**YOUR TASK:** What you return should match every record exactly, with the images removed.
--- TASK DATA ---
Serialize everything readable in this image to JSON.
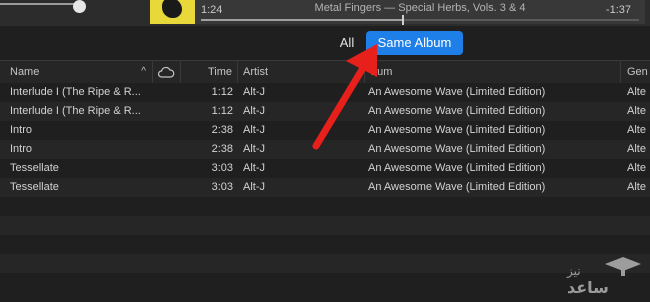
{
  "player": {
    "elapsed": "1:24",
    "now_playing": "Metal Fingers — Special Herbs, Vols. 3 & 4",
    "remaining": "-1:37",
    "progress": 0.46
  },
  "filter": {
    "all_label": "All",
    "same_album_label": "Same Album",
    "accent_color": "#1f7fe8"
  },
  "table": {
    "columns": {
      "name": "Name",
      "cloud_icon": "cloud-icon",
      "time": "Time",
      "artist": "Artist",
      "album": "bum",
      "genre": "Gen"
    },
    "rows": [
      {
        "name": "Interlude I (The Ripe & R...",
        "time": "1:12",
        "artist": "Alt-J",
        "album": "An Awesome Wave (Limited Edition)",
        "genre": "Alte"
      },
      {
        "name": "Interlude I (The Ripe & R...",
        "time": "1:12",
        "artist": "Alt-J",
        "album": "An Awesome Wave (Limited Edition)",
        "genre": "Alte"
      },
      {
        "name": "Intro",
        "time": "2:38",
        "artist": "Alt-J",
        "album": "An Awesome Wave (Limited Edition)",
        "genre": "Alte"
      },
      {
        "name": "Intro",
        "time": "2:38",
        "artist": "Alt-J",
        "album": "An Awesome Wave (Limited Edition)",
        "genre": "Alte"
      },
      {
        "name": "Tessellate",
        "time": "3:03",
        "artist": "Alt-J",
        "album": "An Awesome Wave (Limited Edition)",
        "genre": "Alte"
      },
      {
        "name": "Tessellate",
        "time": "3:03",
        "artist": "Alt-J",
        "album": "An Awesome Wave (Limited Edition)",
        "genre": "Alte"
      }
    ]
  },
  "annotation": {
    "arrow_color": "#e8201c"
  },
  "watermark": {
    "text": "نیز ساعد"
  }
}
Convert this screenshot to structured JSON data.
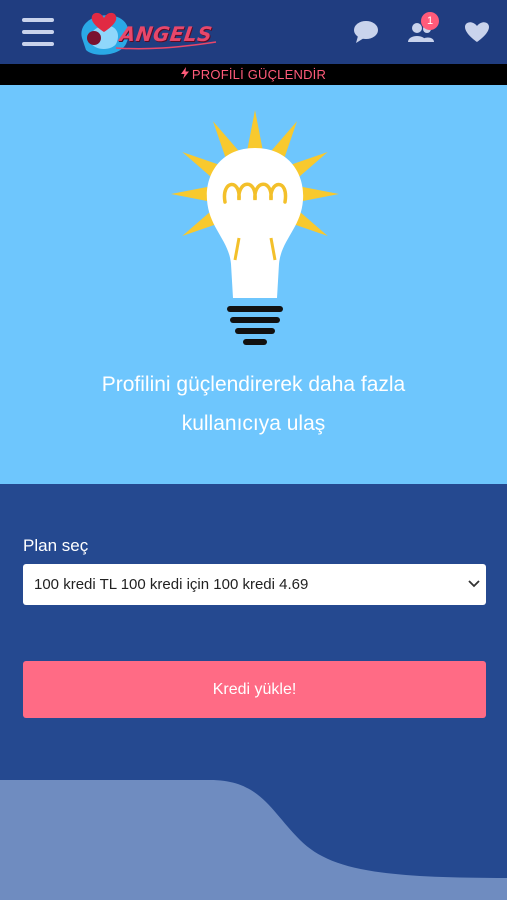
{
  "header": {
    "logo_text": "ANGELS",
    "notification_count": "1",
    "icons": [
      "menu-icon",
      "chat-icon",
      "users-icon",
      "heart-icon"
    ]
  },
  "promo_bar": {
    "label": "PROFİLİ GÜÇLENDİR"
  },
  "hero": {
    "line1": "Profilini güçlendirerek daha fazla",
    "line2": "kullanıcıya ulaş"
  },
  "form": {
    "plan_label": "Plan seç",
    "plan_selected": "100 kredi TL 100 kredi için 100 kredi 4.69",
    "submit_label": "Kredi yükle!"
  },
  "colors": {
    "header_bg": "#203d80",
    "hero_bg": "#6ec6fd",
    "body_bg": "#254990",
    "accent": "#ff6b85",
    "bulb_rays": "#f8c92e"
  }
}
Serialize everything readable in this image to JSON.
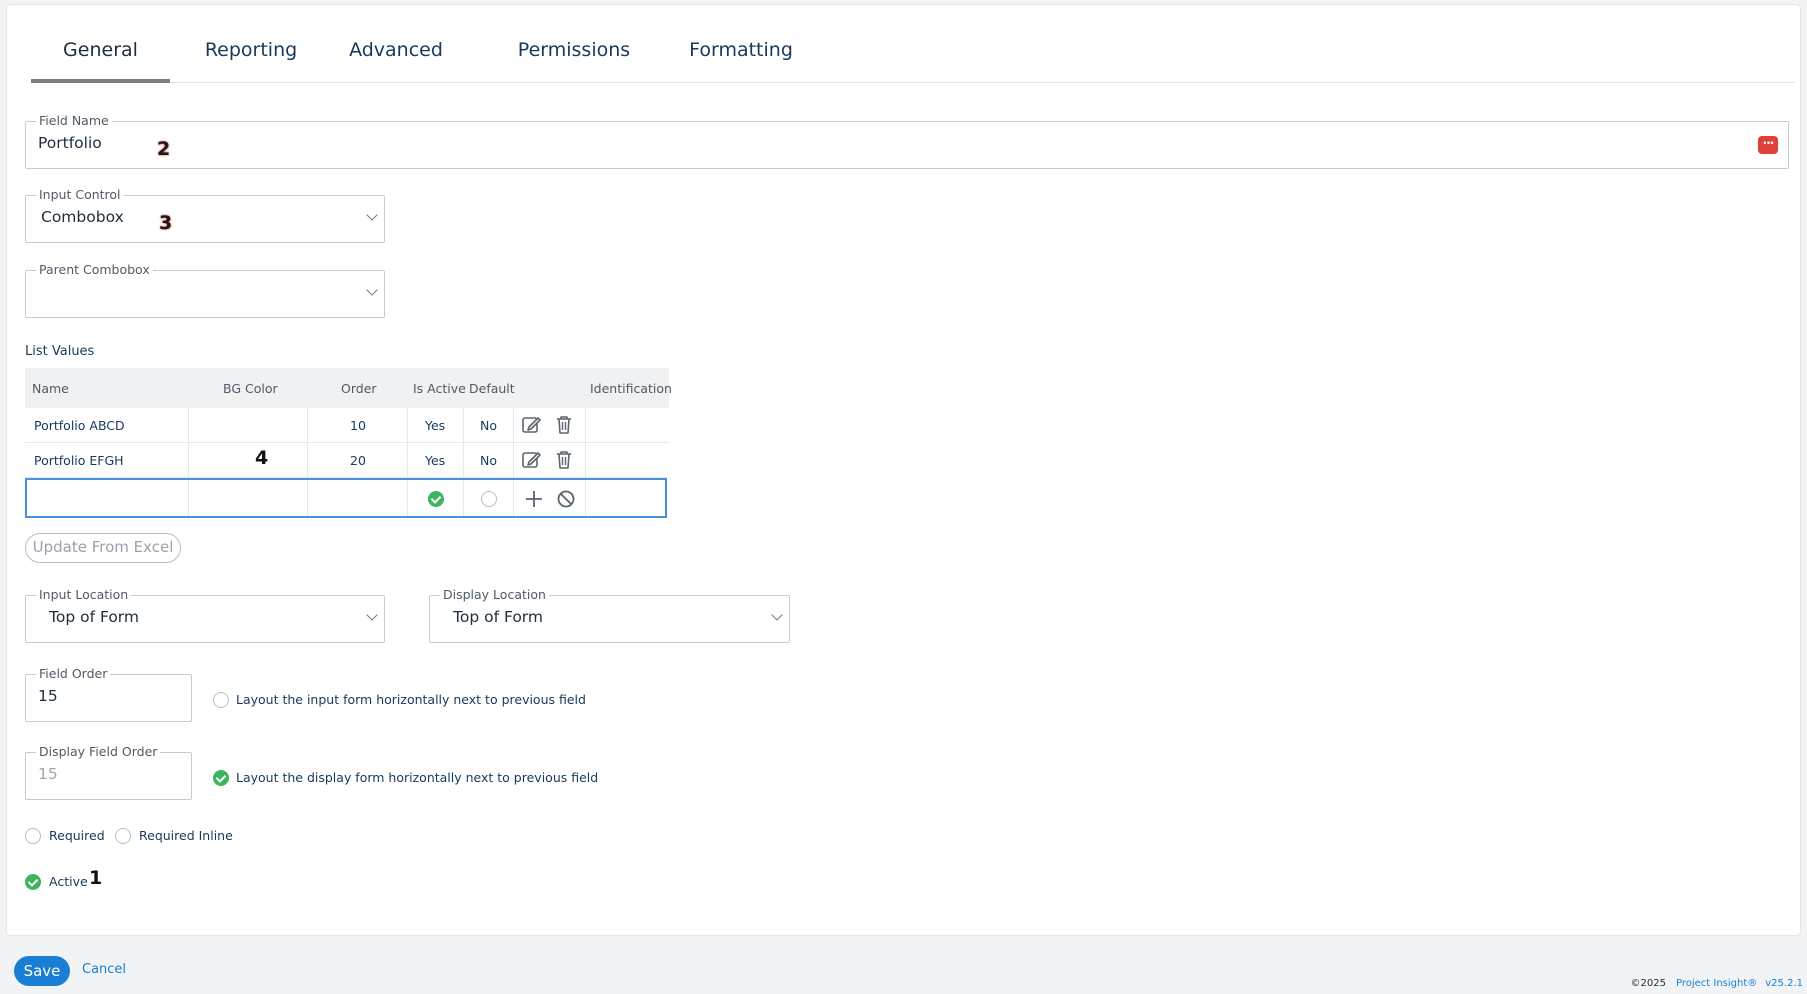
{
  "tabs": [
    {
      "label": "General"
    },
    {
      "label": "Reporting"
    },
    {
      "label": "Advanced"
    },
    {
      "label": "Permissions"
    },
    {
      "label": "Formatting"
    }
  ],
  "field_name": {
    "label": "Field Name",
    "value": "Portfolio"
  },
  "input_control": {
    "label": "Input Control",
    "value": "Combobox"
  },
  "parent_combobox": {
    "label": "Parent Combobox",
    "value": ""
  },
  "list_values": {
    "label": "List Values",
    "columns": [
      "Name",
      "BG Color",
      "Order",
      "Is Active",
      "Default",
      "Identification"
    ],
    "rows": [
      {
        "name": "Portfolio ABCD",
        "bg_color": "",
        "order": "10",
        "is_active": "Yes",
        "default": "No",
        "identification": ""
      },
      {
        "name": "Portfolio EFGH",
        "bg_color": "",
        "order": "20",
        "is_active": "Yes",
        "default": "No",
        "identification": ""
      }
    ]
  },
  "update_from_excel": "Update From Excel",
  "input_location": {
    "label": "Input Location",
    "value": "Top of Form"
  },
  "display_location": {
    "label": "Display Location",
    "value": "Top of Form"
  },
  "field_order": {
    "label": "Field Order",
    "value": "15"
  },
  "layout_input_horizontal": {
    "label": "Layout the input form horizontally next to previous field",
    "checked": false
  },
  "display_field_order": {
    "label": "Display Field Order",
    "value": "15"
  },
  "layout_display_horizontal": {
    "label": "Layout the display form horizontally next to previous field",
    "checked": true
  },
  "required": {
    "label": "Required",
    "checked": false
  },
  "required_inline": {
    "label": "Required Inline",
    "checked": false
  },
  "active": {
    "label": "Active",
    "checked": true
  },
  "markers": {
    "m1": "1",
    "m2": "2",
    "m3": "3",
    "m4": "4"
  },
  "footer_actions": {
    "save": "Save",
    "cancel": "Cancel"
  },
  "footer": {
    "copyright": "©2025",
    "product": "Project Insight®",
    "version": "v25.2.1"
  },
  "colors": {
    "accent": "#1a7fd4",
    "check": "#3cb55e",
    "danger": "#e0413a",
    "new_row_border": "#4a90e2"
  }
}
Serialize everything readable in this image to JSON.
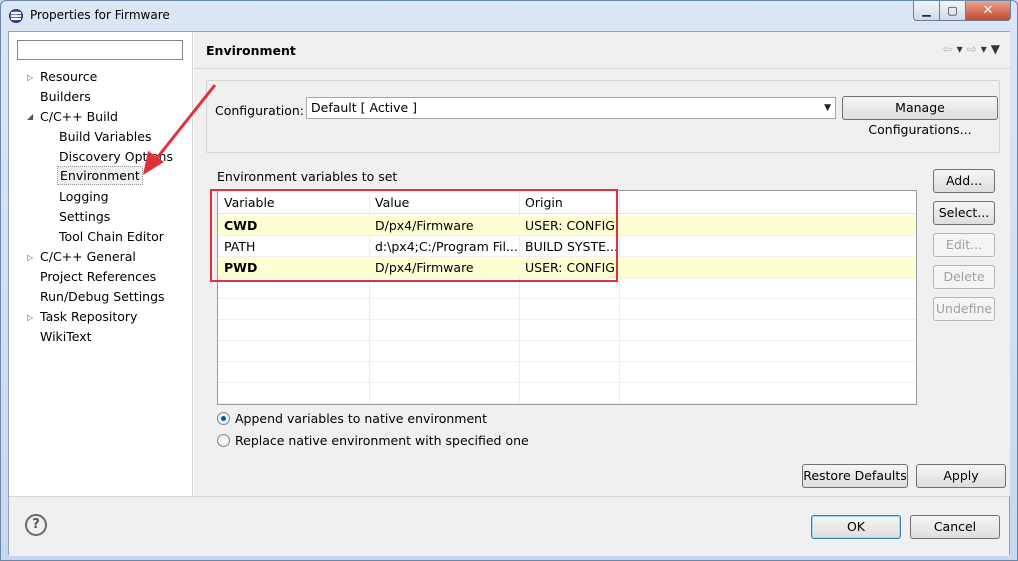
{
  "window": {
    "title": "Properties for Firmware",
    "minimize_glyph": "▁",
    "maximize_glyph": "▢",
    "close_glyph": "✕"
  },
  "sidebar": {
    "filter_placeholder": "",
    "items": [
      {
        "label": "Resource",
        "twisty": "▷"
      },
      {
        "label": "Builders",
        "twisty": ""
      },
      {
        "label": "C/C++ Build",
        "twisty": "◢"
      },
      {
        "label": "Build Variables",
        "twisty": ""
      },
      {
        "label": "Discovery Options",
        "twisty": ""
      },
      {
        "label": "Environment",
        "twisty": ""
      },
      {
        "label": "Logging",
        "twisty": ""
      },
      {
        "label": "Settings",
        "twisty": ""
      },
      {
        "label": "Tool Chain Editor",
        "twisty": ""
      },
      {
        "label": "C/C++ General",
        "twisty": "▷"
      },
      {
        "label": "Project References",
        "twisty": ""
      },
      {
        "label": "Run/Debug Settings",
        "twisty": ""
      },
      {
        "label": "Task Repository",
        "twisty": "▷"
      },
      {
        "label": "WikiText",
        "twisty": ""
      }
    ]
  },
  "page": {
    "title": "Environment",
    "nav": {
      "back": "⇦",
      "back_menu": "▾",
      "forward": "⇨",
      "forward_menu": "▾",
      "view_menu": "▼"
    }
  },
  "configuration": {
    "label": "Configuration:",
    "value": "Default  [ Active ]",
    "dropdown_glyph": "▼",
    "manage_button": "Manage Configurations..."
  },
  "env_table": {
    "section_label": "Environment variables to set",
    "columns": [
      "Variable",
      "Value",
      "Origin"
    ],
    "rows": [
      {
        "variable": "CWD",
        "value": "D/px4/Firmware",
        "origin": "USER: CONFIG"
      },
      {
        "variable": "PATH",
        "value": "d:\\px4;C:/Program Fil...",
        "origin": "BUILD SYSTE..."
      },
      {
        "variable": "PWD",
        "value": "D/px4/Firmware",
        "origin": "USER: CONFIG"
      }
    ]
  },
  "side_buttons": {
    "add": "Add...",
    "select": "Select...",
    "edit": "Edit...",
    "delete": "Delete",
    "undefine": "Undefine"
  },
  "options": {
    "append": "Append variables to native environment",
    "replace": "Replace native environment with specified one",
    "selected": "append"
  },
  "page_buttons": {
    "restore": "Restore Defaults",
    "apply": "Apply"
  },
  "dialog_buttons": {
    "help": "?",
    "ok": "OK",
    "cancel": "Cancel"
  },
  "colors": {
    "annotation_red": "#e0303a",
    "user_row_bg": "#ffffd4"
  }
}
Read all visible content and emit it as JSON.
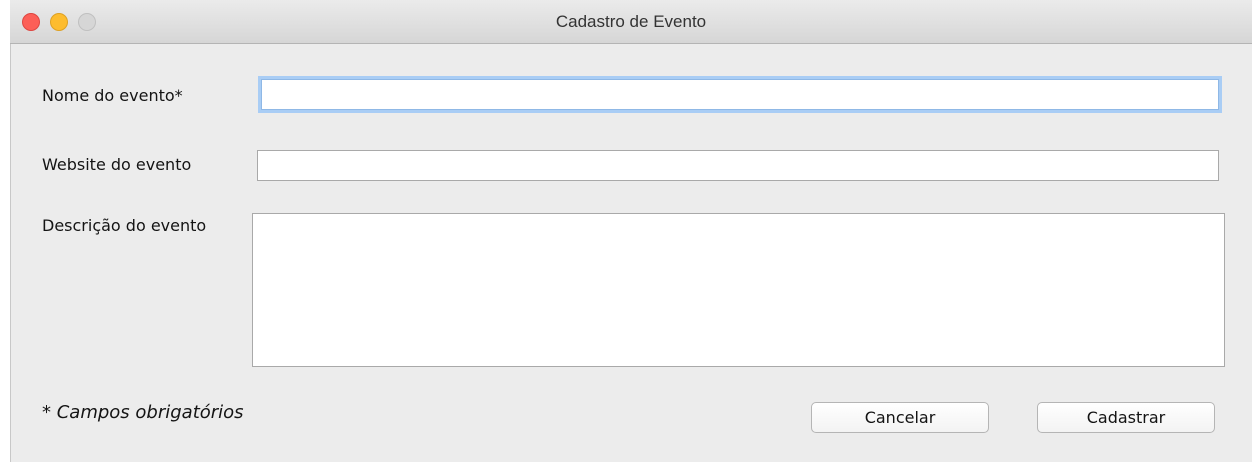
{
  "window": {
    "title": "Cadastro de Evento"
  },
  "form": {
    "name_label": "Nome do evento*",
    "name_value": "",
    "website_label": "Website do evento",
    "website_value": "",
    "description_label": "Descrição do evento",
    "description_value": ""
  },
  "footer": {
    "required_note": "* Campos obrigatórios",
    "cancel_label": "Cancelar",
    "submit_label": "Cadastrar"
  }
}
---
**TASK RESULT:**
Serialize everything readable in this image to JSON.
{
  "player": {
    "elapsed": "1:24",
    "now_playing": "Metal Fingers — Special Herbs, Vols. 3 & 4",
    "remaining": "-1:37",
    "progress": 0.46
  },
  "filter": {
    "all_label": "All",
    "same_album_label": "Same Album",
    "accent_color": "#1f7fe8"
  },
  "table": {
    "columns": {
      "name": "Name",
      "cloud_icon": "cloud-icon",
      "time": "Time",
      "artist": "Artist",
      "album": "bum",
      "genre": "Gen"
    },
    "rows": [
      {
        "name": "Interlude I (The Ripe & R...",
        "time": "1:12",
        "artist": "Alt-J",
        "album": "An Awesome Wave (Limited Edition)",
        "genre": "Alte"
      },
      {
        "name": "Interlude I (The Ripe & R...",
        "time": "1:12",
        "artist": "Alt-J",
        "album": "An Awesome Wave (Limited Edition)",
        "genre": "Alte"
      },
      {
        "name": "Intro",
        "time": "2:38",
        "artist": "Alt-J",
        "album": "An Awesome Wave (Limited Edition)",
        "genre": "Alte"
      },
      {
        "name": "Intro",
        "time": "2:38",
        "artist": "Alt-J",
        "album": "An Awesome Wave (Limited Edition)",
        "genre": "Alte"
      },
      {
        "name": "Tessellate",
        "time": "3:03",
        "artist": "Alt-J",
        "album": "An Awesome Wave (Limited Edition)",
        "genre": "Alte"
      },
      {
        "name": "Tessellate",
        "time": "3:03",
        "artist": "Alt-J",
        "album": "An Awesome Wave (Limited Edition)",
        "genre": "Alte"
      }
    ]
  },
  "annotation": {
    "arrow_color": "#e8201c"
  },
  "watermark": {
    "text": "نیز ساعد"
  }
}
Convert this screenshot to structured JSON data.
{
  "header": {
    "logo_text": "ANGELS",
    "notification_count": "1",
    "icons": [
      "menu-icon",
      "chat-icon",
      "users-icon",
      "heart-icon"
    ]
  },
  "promo_bar": {
    "label": "PROFİLİ GÜÇLENDİR"
  },
  "hero": {
    "line1": "Profilini güçlendirerek daha fazla",
    "line2": "kullanıcıya ulaş"
  },
  "form": {
    "plan_label": "Plan seç",
    "plan_selected": "100 kredi TL 100 kredi için 100 kredi 4.69",
    "submit_label": "Kredi yükle!"
  },
  "colors": {
    "header_bg": "#203d80",
    "hero_bg": "#6ec6fd",
    "body_bg": "#254990",
    "accent": "#ff6b85",
    "bulb_rays": "#f8c92e"
  }
}
Serialize everything readable in this image to JSON.
{
  "tabs": [
    {
      "label": "General"
    },
    {
      "label": "Reporting"
    },
    {
      "label": "Advanced"
    },
    {
      "label": "Permissions"
    },
    {
      "label": "Formatting"
    }
  ],
  "field_name": {
    "label": "Field Name",
    "value": "Portfolio"
  },
  "input_control": {
    "label": "Input Control",
    "value": "Combobox"
  },
  "parent_combobox": {
    "label": "Parent Combobox",
    "value": ""
  },
  "list_values": {
    "label": "List Values",
    "columns": [
      "Name",
      "BG Color",
      "Order",
      "Is Active",
      "Default",
      "Identification"
    ],
    "rows": [
      {
        "name": "Portfolio ABCD",
        "bg_color": "",
        "order": "10",
        "is_active": "Yes",
        "default": "No",
        "identification": ""
      },
      {
        "name": "Portfolio EFGH",
        "bg_color": "",
        "order": "20",
        "is_active": "Yes",
        "default": "No",
        "identification": ""
      }
    ]
  },
  "update_from_excel": "Update From Excel",
  "input_location": {
    "label": "Input Location",
    "value": "Top of Form"
  },
  "display_location": {
    "label": "Display Location",
    "value": "Top of Form"
  },
  "field_order": {
    "label": "Field Order",
    "value": "15"
  },
  "layout_input_horizontal": {
    "label": "Layout the input form horizontally next to previous field",
    "checked": false
  },
  "display_field_order": {
    "label": "Display Field Order",
    "value": "15"
  },
  "layout_display_horizontal": {
    "label": "Layout the display form horizontally next to previous field",
    "checked": true
  },
  "required": {
    "label": "Required",
    "checked": false
  },
  "required_inline": {
    "label": "Required Inline",
    "checked": false
  },
  "active": {
    "label": "Active",
    "checked": true
  },
  "markers": {
    "m1": "1",
    "m2": "2",
    "m3": "3",
    "m4": "4"
  },
  "footer_actions": {
    "save": "Save",
    "cancel": "Cancel"
  },
  "footer": {
    "copyright": "©2025",
    "product": "Project Insight®",
    "version": "v25.2.1"
  },
  "colors": {
    "accent": "#1a7fd4",
    "check": "#3cb55e",
    "danger": "#e0413a",
    "new_row_border": "#4a90e2"
  }
}
Serialize everything readable in this image to JSON.
{
  "window": {
    "title": "Properties for Firmware",
    "minimize_glyph": "▁",
    "maximize_glyph": "▢",
    "close_glyph": "✕"
  },
  "sidebar": {
    "filter_placeholder": "",
    "items": [
      {
        "label": "Resource",
        "twisty": "▷"
      },
      {
        "label": "Builders",
        "twisty": ""
      },
      {
        "label": "C/C++ Build",
        "twisty": "◢"
      },
      {
        "label": "Build Variables",
        "twisty": ""
      },
      {
        "label": "Discovery Options",
        "twisty": ""
      },
      {
        "label": "Environment",
        "twisty": ""
      },
      {
        "label": "Logging",
        "twisty": ""
      },
      {
        "label": "Settings",
        "twisty": ""
      },
      {
        "label": "Tool Chain Editor",
        "twisty": ""
      },
      {
        "label": "C/C++ General",
        "twisty": "▷"
      },
      {
        "label": "Project References",
        "twisty": ""
      },
      {
        "label": "Run/Debug Settings",
        "twisty": ""
      },
      {
        "label": "Task Repository",
        "twisty": "▷"
      },
      {
        "label": "WikiText",
        "twisty": ""
      }
    ]
  },
  "page": {
    "title": "Environment",
    "nav": {
      "back": "⇦",
      "back_menu": "▾",
      "forward": "⇨",
      "forward_menu": "▾",
      "view_menu": "▼"
    }
  },
  "configuration": {
    "label": "Configuration:",
    "value": "Default  [ Active ]",
    "dropdown_glyph": "▼",
    "manage_button": "Manage Configurations..."
  },
  "env_table": {
    "section_label": "Environment variables to set",
    "columns": [
      "Variable",
      "Value",
      "Origin"
    ],
    "rows": [
      {
        "variable": "CWD",
        "value": "D/px4/Firmware",
        "origin": "USER: CONFIG"
      },
      {
        "variable": "PATH",
        "value": "d:\\px4;C:/Program Fil...",
        "origin": "BUILD SYSTE..."
      },
      {
        "variable": "PWD",
        "value": "D/px4/Firmware",
        "origin": "USER: CONFIG"
      }
    ]
  },
  "side_buttons": {
    "add": "Add...",
    "select": "Select...",
    "edit": "Edit...",
    "delete": "Delete",
    "undefine": "Undefine"
  },
  "options": {
    "append": "Append variables to native environment",
    "replace": "Replace native environment with specified one",
    "selected": "append"
  },
  "page_buttons": {
    "restore": "Restore Defaults",
    "apply": "Apply"
  },
  "dialog_buttons": {
    "help": "?",
    "ok": "OK",
    "cancel": "Cancel"
  },
  "colors": {
    "annotation_red": "#e0303a",
    "user_row_bg": "#ffffd4"
  }
}
Read all visible content and emit it as JSON.
{
  "window": {
    "title": "Cadastro de Evento"
  },
  "form": {
    "name_label": "Nome do evento*",
    "name_value": "",
    "website_label": "Website do evento",
    "website_value": "",
    "description_label": "Descrição do evento",
    "description_value": ""
  },
  "footer": {
    "required_note": "* Campos obrigatórios",
    "cancel_label": "Cancelar",
    "submit_label": "Cadastrar"
  }
}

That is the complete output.